(Layout records)
###

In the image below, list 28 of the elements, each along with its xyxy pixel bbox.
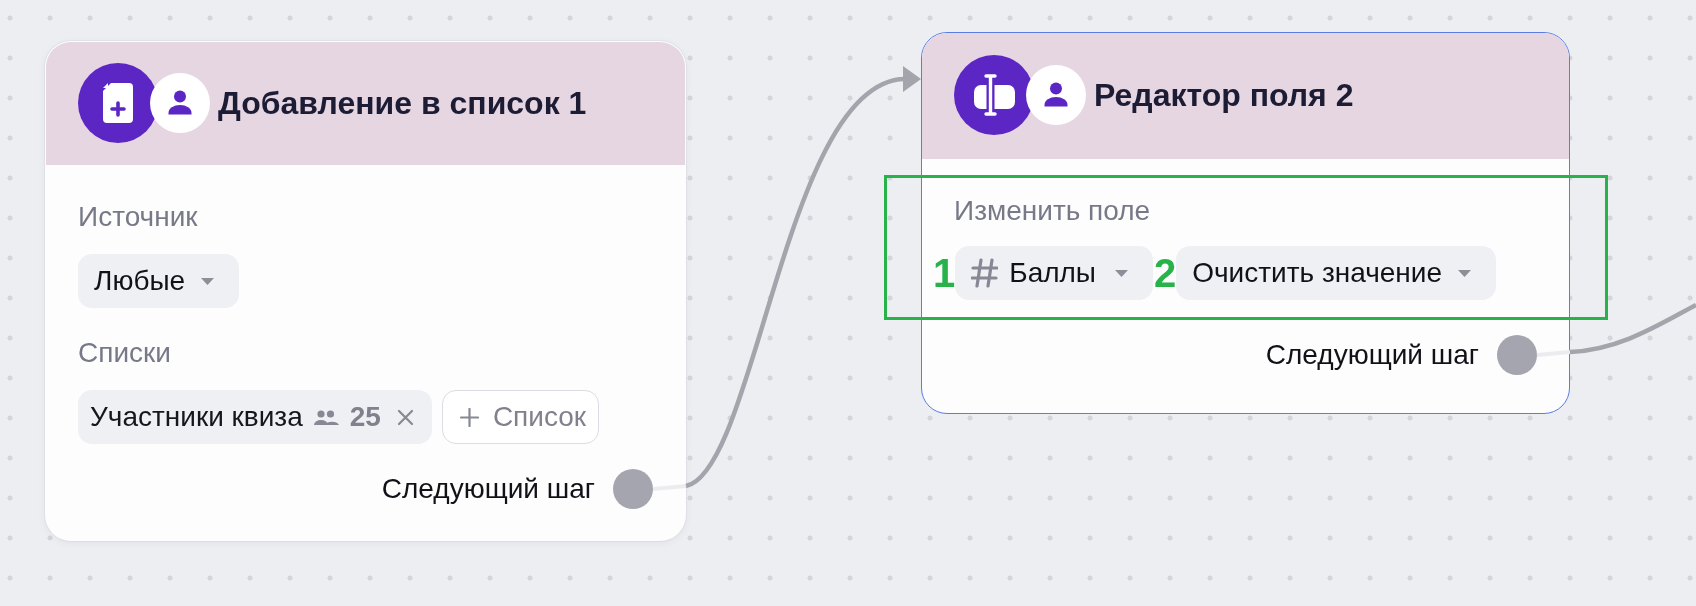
output-handle[interactable] bbox=[613, 469, 653, 509]
caret-icon bbox=[1115, 269, 1128, 277]
caret-icon bbox=[1458, 269, 1471, 277]
list-name: Участники квиза bbox=[90, 400, 303, 434]
node-title: Добавление в список 1 bbox=[218, 84, 587, 122]
hash-icon bbox=[971, 258, 999, 288]
close-icon[interactable] bbox=[396, 408, 414, 426]
output-label: Следующий шаг bbox=[1265, 338, 1479, 372]
annotation-number: 1 bbox=[933, 251, 956, 295]
node-card[interactable]: Редактор поля 2 Изменить поле 1 Баллы 2 Очистить значение Следующий шаг bbox=[921, 32, 1570, 414]
field-dropdown[interactable]: Баллы bbox=[955, 246, 1153, 300]
section-label: Источник bbox=[78, 201, 198, 233]
plus-icon bbox=[459, 407, 479, 427]
add-list-button[interactable]: Список bbox=[441, 390, 600, 444]
node-card[interactable]: Добавление в список 1 Источник Любые Списки Участники квиза 25 Список Следующий шаг bbox=[45, 41, 686, 541]
output-label: Следующий шаг bbox=[381, 472, 595, 506]
people-icon bbox=[312, 408, 339, 426]
output-handle[interactable] bbox=[1497, 335, 1537, 375]
section-label: Списки bbox=[78, 337, 171, 369]
caret-icon bbox=[201, 277, 215, 285]
user-icon bbox=[1026, 65, 1086, 125]
dropdown[interactable]: Любые bbox=[78, 254, 240, 308]
node-title: Редактор поля 2 bbox=[1094, 76, 1354, 114]
member-count: 25 bbox=[349, 400, 381, 434]
user-icon bbox=[150, 73, 210, 133]
annotation-number: 2 bbox=[1154, 251, 1177, 295]
dropdown[interactable]: Очистить значение bbox=[1176, 246, 1496, 300]
section-label: Изменить поле bbox=[954, 195, 1151, 227]
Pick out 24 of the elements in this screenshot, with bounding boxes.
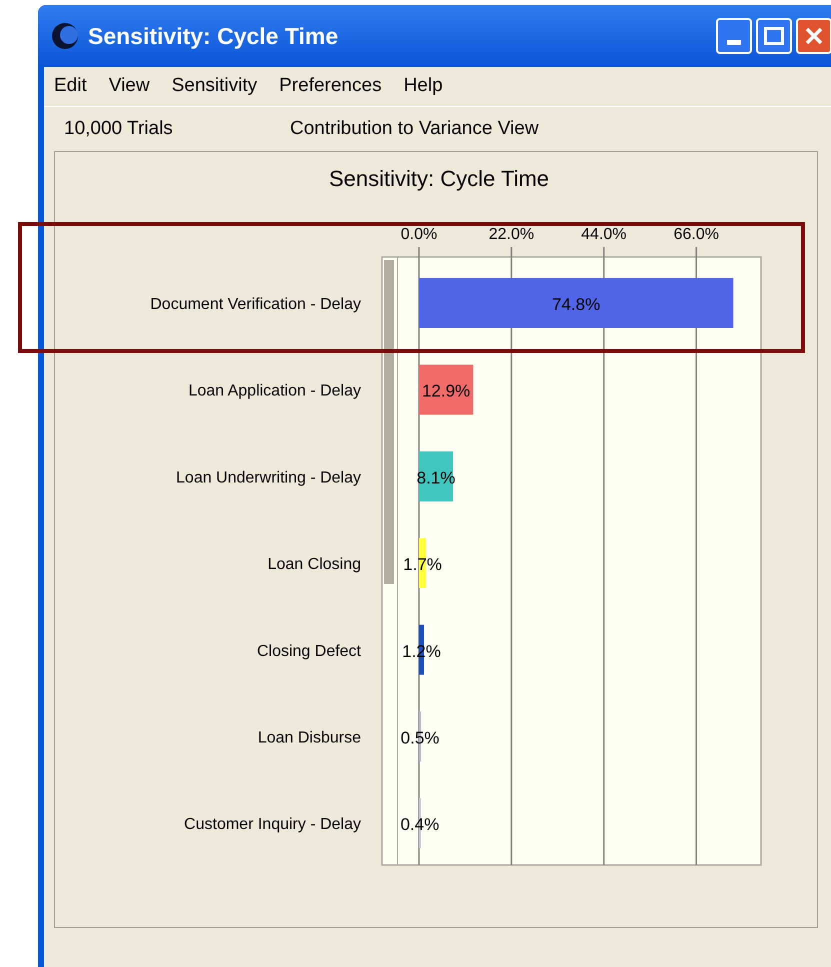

###

▸ **Written task**
Quote the records line for line, starting at the line containing "output-handle[interactable] bbox=[613, 469, 653, 509]" and ending at the line containing "close-icon[interactable] bbox=[396, 408, 414, 426]", with both of those lines included.

▸ **Final result**
output-handle[interactable] bbox=[613, 469, 653, 509]
caret-icon bbox=[1115, 269, 1128, 277]
caret-icon bbox=[1458, 269, 1471, 277]
list-name: Участники квиза bbox=[90, 400, 303, 434]
node-title: Добавление в список 1 bbox=[218, 84, 587, 122]
hash-icon bbox=[971, 258, 999, 288]
close-icon[interactable] bbox=[396, 408, 414, 426]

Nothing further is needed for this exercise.